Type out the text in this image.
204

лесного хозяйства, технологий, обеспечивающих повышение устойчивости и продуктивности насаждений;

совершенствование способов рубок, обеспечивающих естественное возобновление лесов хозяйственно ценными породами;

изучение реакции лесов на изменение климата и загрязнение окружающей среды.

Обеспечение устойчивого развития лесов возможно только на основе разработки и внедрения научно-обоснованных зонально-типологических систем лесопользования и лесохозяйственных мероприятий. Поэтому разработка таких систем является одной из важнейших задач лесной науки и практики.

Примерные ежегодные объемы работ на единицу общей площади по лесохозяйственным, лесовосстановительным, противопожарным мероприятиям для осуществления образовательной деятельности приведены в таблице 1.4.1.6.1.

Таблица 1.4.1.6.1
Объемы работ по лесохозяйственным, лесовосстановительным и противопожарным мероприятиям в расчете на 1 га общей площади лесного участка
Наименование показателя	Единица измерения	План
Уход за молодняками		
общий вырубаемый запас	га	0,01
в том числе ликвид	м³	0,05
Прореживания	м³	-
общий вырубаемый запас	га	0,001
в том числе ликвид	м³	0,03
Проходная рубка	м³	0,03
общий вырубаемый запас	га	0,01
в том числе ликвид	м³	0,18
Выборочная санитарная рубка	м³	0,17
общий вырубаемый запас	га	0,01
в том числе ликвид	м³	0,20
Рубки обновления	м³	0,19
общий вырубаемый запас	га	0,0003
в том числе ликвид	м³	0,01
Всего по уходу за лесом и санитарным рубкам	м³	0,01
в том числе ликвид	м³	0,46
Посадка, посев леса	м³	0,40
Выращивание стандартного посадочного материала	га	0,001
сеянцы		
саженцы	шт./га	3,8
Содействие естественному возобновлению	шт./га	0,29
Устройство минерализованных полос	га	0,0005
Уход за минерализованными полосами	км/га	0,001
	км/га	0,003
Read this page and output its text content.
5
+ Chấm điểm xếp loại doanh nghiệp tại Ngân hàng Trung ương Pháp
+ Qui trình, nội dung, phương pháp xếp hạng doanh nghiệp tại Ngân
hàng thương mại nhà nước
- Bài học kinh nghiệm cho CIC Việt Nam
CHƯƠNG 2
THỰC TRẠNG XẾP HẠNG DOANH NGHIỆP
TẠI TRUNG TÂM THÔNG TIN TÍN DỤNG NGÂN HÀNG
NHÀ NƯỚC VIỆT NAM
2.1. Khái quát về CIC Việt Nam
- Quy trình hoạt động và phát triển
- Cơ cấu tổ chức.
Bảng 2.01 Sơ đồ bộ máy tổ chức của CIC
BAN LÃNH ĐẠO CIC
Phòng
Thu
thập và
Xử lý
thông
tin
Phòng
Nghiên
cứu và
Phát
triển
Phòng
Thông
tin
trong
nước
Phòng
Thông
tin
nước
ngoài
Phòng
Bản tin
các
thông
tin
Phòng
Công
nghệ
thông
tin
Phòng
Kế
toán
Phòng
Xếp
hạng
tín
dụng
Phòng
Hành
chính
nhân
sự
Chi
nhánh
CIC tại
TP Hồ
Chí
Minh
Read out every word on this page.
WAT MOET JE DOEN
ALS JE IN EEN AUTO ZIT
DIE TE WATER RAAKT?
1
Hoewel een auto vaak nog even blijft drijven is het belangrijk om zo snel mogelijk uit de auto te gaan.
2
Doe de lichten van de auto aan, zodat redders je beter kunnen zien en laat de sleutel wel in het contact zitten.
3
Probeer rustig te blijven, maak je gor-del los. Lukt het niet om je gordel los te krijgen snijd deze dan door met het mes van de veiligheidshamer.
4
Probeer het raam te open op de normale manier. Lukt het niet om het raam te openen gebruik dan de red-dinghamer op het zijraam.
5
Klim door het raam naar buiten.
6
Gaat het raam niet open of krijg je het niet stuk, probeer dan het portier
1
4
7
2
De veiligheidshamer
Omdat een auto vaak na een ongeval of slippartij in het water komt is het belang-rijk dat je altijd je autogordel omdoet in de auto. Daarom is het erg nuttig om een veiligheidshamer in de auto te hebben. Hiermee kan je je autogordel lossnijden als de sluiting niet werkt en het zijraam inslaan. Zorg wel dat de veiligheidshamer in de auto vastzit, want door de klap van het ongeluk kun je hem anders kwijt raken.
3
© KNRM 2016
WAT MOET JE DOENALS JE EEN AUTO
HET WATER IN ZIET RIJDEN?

WHAT YOU HAVE TO DO =>
Using the listing above, locate the lines that hold "лесохозяйственным" and copy each one.

OUTPUT OF THE TASK =>
Примерные ежегодные объемы работ на единицу общей площади по лесохозяйственным, лесовосстановительным, противопожарным мероприятиям для осуществления образовательной деятельности приведены в таблице 1.4.1.6.1.
Объемы работ по лесохозяйственным, лесовосстановительным и противопожарным мероприятиям в расчете на 1 га общей площади лесного участка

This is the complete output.